══ Provided records

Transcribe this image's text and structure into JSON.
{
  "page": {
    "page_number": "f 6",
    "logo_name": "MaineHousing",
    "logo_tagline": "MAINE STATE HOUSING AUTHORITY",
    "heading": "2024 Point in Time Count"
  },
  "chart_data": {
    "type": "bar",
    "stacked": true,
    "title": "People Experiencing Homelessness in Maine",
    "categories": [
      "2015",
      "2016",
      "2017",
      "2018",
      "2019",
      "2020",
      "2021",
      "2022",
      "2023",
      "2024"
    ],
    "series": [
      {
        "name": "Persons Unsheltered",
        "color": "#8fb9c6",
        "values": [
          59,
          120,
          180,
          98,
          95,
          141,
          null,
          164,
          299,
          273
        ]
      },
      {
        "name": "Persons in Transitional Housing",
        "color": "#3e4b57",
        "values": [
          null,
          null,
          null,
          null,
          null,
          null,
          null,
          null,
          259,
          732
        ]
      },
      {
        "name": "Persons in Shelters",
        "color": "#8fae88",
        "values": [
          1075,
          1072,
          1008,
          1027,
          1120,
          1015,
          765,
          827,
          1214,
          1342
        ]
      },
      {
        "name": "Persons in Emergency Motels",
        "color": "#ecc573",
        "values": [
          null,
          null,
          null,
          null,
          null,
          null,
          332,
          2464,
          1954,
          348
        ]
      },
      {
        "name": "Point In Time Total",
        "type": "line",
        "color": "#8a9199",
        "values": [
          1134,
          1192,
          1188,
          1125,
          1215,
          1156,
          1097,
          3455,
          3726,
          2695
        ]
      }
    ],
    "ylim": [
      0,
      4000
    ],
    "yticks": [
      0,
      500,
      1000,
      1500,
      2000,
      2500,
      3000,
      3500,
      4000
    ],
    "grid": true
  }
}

════

Output the data above exactly, please, line for line.

Transcribe this image's text and structure into JSON.
{
  "page": {
    "page_number": "f 6",
    "logo_name": "MaineHousing",
    "logo_tagline": "MAINE STATE HOUSING AUTHORITY",
    "heading": "2024 Point in Time Count"
  },
  "chart_data": {
    "type": "bar",
    "stacked": true,
    "title": "People Experiencing Homelessness in Maine",
    "categories": [
      "2015",
      "2016",
      "2017",
      "2018",
      "2019",
      "2020",
      "2021",
      "2022",
      "2023",
      "2024"
    ],
    "series": [
      {
        "name": "Persons Unsheltered",
        "color": "#8fb9c6",
        "values": [
          59,
          120,
          180,
          98,
          95,
          141,
          null,
          164,
          299,
          273
        ]
      },
      {
        "name": "Persons in Transitional Housing",
        "color": "#3e4b57",
        "values": [
          null,
          null,
          null,
          null,
          null,
          null,
          null,
          null,
          259,
          732
        ]
      },
      {
        "name": "Persons in Shelters",
        "color": "#8fae88",
        "values": [
          1075,
          1072,
          1008,
          1027,
          1120,
          1015,
          765,
          827,
          1214,
          1342
        ]
      },
      {
        "name": "Persons in Emergency Motels",
        "color": "#ecc573",
        "values": [
          null,
          null,
          null,
          null,
          null,
          null,
          332,
          2464,
          1954,
          348
        ]
      },
      {
        "name": "Point In Time Total",
        "type": "line",
        "color": "#8a9199",
        "values": [
          1134,
          1192,
          1188,
          1125,
          1215,
          1156,
          1097,
          3455,
          3726,
          2695
        ]
      }
    ],
    "ylim": [
      0,
      4000
    ],
    "yticks": [
      0,
      500,
      1000,
      1500,
      2000,
      2500,
      3000,
      3500,
      4000
    ],
    "grid": true
  }
}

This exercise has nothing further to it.